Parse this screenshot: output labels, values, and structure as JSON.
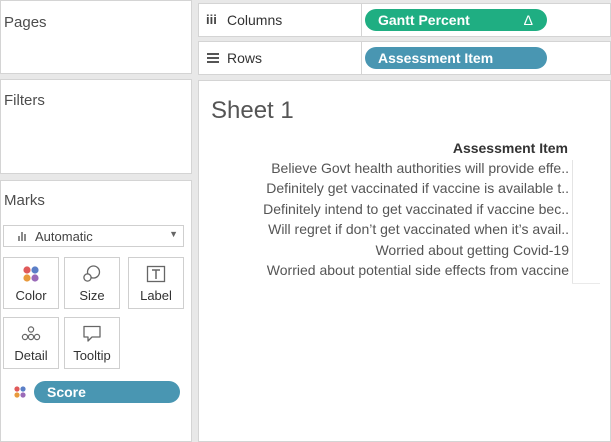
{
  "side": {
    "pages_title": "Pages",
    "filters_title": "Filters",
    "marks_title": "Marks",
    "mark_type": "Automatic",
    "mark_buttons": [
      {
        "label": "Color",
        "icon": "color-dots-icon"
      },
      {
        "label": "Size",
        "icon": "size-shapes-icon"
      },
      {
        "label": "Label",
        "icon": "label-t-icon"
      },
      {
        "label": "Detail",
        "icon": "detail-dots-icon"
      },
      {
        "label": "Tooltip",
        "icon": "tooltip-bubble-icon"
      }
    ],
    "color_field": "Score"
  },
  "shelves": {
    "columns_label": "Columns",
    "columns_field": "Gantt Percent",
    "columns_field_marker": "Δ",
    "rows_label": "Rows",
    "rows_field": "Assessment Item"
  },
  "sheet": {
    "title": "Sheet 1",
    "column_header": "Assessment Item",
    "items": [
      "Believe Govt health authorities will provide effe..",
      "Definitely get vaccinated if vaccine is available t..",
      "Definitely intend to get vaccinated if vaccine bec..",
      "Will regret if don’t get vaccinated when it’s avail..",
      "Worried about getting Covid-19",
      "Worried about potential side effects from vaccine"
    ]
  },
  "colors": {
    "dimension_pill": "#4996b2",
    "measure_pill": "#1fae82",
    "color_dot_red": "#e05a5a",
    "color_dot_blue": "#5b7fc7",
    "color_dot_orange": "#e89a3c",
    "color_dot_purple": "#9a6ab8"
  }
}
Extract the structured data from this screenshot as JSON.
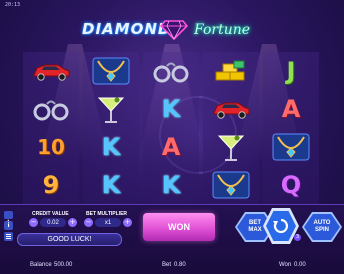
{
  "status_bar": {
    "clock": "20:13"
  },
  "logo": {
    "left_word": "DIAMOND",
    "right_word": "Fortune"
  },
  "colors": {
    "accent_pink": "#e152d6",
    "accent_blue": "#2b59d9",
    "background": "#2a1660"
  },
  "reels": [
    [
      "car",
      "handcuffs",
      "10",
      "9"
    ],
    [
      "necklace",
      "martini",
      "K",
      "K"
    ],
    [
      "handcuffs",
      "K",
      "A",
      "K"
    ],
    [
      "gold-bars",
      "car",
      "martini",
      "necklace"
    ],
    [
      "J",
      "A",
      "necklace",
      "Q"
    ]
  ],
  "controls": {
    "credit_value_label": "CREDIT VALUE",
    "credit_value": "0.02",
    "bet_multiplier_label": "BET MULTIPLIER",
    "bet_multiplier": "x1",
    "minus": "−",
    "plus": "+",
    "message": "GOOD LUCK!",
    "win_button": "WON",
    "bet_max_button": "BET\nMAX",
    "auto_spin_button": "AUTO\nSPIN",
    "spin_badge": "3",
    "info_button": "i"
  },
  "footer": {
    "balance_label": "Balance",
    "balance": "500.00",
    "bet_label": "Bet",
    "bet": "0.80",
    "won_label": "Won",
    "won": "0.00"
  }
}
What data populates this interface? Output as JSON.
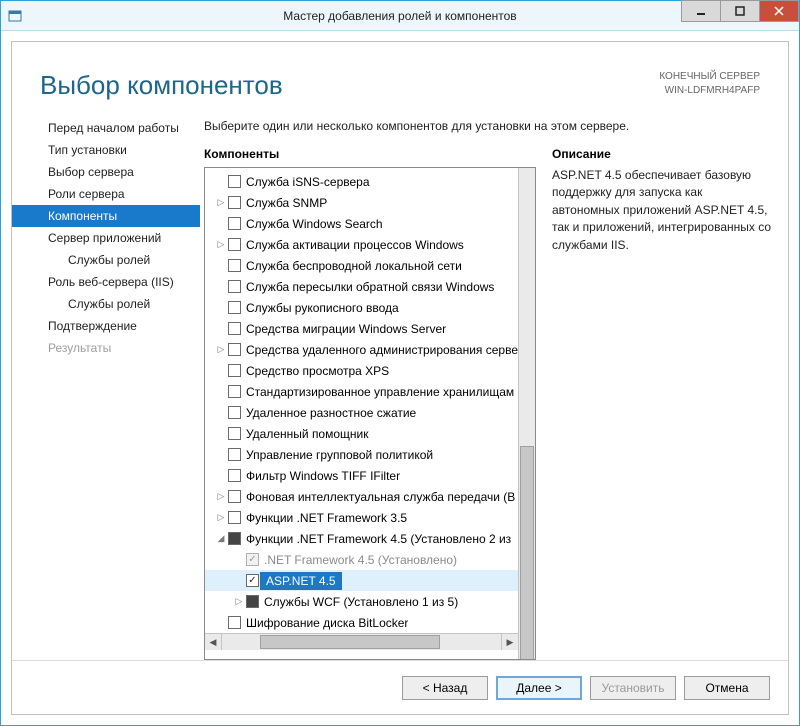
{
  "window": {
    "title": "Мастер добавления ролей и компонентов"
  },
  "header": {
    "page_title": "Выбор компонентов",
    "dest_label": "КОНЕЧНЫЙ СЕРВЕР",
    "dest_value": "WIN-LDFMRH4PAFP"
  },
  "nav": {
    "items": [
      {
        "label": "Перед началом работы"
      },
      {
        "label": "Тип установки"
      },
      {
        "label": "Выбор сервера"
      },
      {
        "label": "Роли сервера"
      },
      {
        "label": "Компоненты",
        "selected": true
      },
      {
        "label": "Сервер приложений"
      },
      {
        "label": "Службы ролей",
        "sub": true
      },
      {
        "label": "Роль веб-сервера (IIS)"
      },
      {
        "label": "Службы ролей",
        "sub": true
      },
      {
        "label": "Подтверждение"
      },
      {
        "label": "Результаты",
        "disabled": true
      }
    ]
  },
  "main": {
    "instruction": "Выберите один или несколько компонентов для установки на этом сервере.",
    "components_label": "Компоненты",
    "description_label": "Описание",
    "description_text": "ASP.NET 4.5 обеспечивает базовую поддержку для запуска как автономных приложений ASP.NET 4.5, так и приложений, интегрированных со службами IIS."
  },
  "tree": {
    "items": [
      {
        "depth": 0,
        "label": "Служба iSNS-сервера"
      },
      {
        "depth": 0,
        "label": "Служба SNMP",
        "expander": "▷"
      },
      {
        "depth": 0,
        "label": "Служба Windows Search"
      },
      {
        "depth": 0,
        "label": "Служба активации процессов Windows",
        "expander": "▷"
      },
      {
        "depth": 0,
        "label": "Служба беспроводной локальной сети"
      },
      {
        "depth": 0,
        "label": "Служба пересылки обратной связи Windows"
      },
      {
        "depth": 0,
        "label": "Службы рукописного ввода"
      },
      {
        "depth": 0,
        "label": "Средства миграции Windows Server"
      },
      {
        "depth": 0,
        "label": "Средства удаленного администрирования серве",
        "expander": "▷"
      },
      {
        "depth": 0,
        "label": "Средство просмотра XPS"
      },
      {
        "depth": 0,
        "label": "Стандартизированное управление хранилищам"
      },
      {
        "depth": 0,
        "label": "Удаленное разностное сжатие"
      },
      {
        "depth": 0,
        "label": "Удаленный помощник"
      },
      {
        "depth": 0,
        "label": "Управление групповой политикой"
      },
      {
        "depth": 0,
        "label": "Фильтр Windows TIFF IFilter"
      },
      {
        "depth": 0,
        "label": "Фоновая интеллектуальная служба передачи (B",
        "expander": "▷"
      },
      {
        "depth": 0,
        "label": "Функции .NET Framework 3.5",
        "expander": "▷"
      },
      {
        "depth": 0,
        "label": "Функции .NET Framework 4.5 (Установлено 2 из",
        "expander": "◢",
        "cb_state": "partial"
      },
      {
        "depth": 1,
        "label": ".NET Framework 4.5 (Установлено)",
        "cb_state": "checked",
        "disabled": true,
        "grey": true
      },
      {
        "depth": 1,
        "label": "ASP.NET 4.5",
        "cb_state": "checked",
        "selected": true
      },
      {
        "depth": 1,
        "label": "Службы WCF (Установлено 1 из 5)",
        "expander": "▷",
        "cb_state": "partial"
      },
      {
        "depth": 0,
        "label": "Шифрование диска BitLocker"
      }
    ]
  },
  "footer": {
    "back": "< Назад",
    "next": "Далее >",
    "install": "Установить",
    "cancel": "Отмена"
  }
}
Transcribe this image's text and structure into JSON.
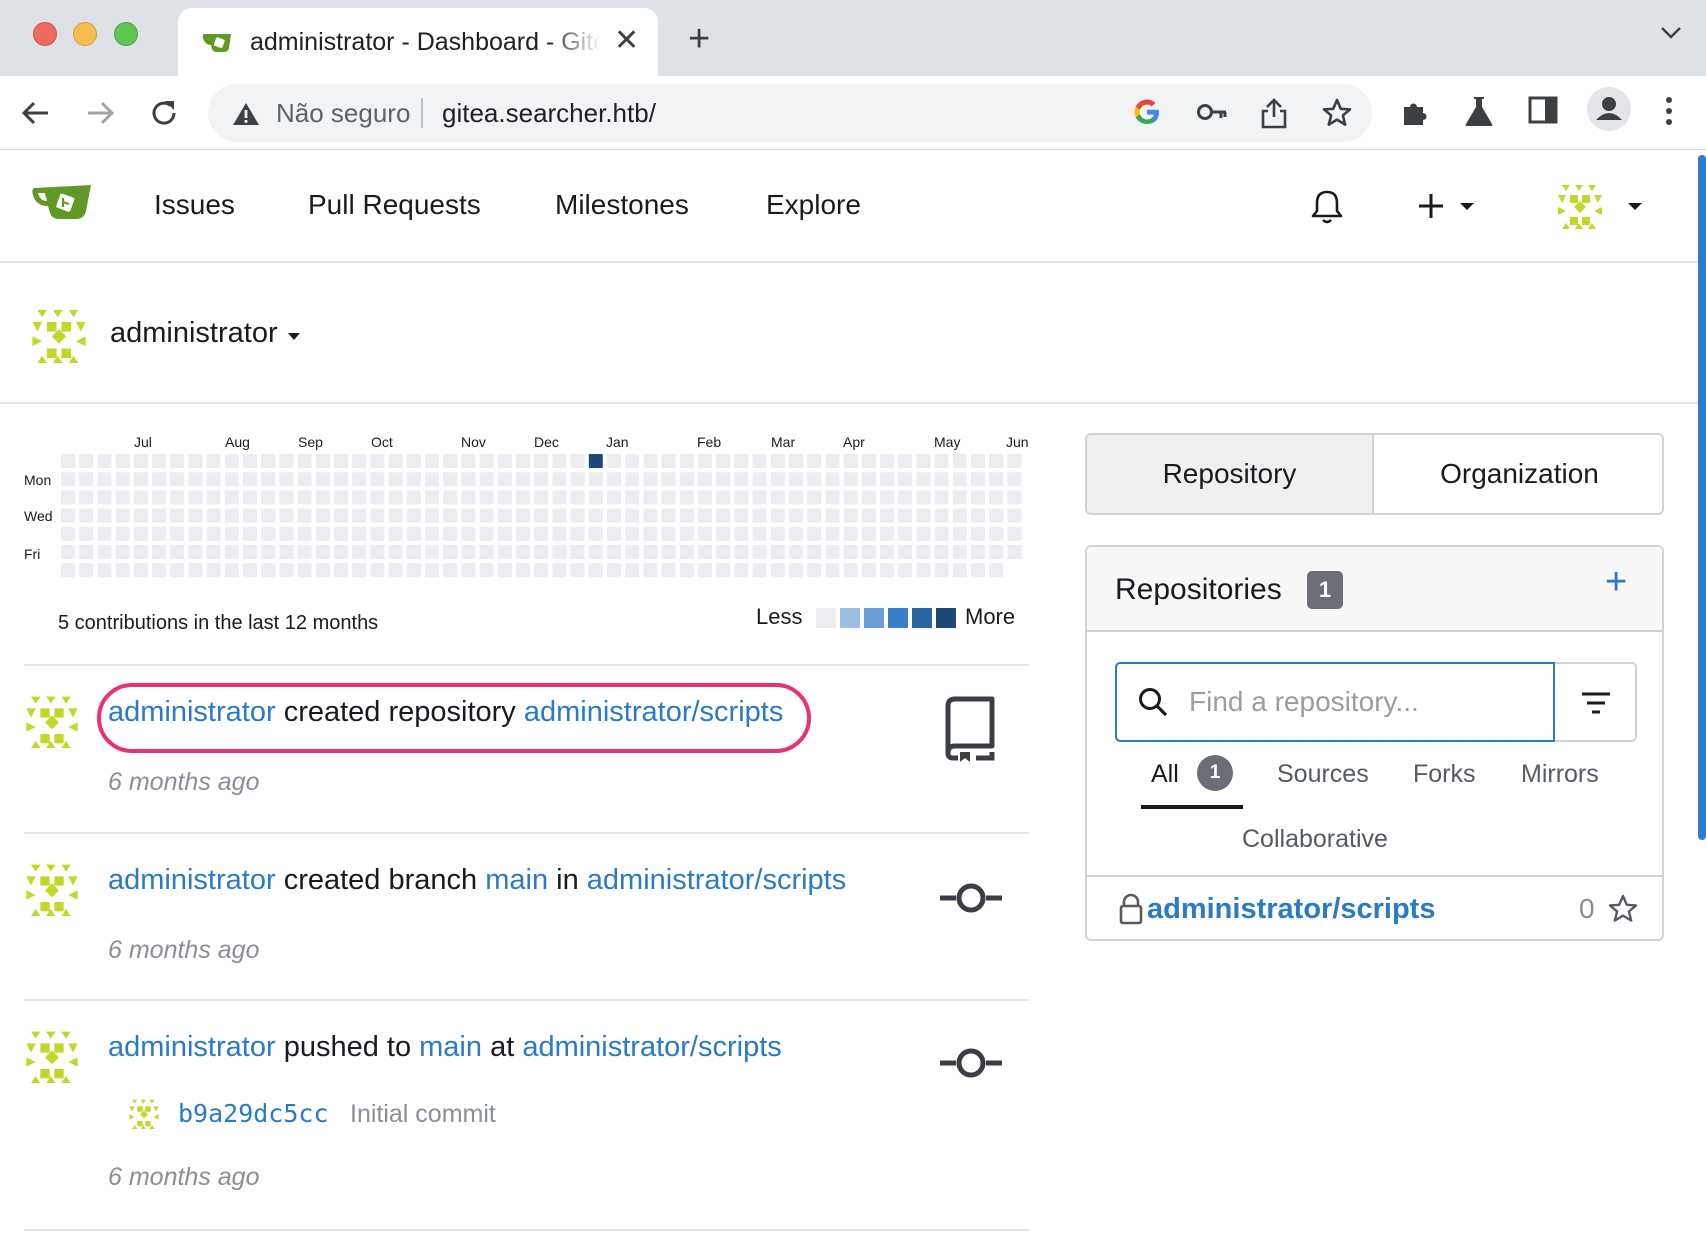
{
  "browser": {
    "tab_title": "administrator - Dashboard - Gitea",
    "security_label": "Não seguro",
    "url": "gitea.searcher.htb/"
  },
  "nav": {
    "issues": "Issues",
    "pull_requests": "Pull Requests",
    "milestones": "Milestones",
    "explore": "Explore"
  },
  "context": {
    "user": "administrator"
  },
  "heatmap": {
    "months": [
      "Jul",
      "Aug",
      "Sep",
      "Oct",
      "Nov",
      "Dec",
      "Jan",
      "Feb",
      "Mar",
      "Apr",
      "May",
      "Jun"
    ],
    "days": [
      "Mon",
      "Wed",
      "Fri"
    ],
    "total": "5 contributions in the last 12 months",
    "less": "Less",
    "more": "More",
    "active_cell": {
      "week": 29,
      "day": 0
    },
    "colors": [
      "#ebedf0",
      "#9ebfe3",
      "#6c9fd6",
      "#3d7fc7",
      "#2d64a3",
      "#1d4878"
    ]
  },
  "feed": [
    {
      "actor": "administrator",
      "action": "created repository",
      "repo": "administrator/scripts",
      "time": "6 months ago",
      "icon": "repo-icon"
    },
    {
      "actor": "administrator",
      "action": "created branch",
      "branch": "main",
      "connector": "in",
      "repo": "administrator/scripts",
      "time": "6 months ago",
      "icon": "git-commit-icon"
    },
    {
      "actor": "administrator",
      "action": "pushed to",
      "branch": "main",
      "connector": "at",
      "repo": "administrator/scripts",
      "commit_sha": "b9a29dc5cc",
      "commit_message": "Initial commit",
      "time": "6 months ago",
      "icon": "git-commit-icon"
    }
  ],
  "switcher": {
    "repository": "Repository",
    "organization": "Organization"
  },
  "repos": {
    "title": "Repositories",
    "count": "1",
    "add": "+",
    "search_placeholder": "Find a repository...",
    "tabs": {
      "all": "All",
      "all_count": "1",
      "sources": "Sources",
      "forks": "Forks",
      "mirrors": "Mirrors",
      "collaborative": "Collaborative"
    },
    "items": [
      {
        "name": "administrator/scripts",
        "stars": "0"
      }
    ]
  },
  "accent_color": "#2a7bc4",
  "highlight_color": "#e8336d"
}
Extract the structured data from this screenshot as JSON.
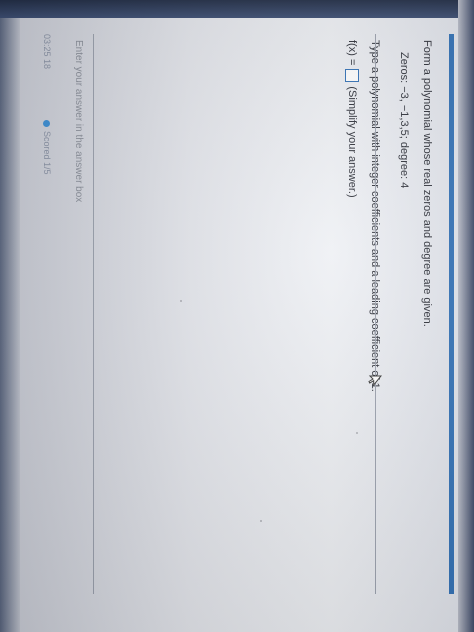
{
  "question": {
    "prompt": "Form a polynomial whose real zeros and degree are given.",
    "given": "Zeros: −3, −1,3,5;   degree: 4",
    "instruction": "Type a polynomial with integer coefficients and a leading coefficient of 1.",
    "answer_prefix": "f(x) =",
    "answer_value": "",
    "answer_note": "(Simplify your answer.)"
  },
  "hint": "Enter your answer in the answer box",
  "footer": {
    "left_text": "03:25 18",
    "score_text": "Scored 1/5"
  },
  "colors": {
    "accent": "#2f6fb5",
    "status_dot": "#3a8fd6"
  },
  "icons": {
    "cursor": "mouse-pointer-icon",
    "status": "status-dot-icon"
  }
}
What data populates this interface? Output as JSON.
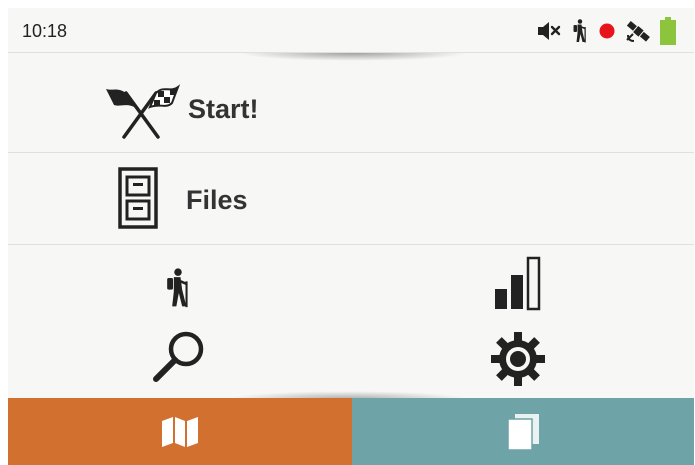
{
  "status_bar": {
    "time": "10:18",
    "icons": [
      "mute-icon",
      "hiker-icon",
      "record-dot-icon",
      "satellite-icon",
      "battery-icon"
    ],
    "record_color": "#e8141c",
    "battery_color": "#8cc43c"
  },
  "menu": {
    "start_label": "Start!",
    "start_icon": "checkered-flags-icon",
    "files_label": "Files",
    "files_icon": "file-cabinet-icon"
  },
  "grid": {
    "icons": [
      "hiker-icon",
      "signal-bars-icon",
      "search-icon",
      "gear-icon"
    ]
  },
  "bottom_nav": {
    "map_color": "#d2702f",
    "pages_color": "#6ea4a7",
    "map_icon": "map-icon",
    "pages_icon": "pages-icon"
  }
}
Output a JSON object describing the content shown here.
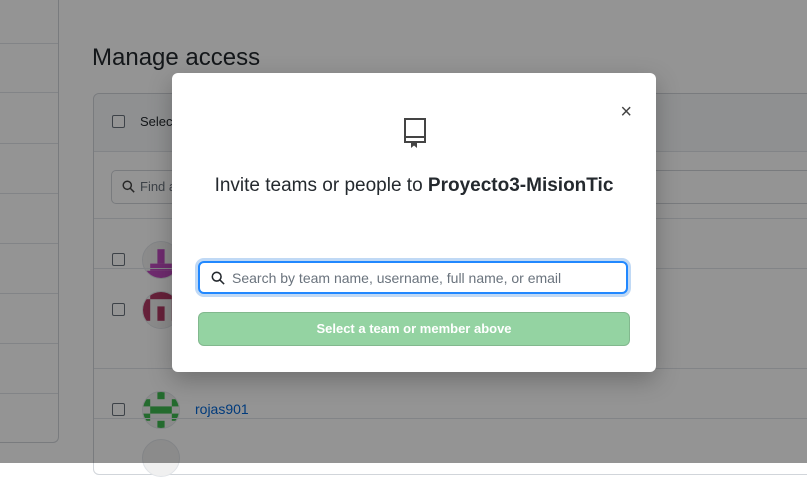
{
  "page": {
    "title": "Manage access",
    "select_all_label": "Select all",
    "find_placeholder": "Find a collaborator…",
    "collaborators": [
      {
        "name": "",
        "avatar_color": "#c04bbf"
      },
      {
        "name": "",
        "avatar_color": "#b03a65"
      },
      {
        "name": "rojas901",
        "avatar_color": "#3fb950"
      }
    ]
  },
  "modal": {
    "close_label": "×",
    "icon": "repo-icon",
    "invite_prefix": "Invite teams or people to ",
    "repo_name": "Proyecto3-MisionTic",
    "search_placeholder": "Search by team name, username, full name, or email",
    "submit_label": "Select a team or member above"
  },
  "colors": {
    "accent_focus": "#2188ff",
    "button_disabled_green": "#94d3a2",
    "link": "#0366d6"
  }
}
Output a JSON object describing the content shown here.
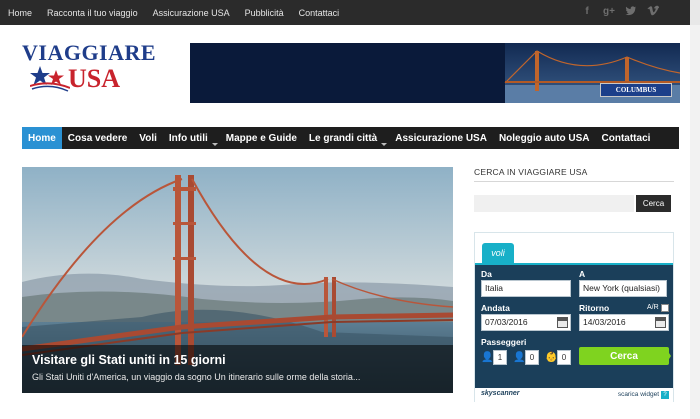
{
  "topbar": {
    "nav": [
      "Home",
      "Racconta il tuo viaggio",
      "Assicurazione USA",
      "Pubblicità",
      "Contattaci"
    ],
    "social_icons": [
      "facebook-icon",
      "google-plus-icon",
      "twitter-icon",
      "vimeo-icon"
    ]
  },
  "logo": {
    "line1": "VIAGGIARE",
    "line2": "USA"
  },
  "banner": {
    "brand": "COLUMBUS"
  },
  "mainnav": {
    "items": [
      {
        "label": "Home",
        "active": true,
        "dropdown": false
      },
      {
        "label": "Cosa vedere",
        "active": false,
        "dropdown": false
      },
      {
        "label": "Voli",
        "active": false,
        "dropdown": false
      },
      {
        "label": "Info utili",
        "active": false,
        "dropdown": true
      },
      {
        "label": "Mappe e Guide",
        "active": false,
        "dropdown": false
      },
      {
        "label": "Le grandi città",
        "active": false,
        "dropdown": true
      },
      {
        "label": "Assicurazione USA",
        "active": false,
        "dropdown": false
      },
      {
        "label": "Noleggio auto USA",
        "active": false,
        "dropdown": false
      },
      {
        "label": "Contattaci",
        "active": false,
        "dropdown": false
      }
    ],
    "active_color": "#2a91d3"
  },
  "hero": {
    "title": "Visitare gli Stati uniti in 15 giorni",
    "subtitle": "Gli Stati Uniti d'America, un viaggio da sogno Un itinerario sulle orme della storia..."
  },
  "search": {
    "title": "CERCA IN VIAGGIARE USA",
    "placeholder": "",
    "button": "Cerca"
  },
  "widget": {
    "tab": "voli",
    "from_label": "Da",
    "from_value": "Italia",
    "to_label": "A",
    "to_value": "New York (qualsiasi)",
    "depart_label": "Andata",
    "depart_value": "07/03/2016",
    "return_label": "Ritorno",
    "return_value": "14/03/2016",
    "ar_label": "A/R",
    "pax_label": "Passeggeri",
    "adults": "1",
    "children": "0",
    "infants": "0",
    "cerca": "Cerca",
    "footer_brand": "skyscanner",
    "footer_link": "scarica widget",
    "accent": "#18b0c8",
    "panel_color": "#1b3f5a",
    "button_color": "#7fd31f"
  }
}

# SHORT TASK
Look over the listing above. Pick out and copy every line that includes "viaggio".

# REPLY TO THE TASK
      "Racconta il tuo viaggio",
    "subtitle": "Gli Stati Uniti d'America, un viaggio da sogno Un itinerario sulle orme della storia..."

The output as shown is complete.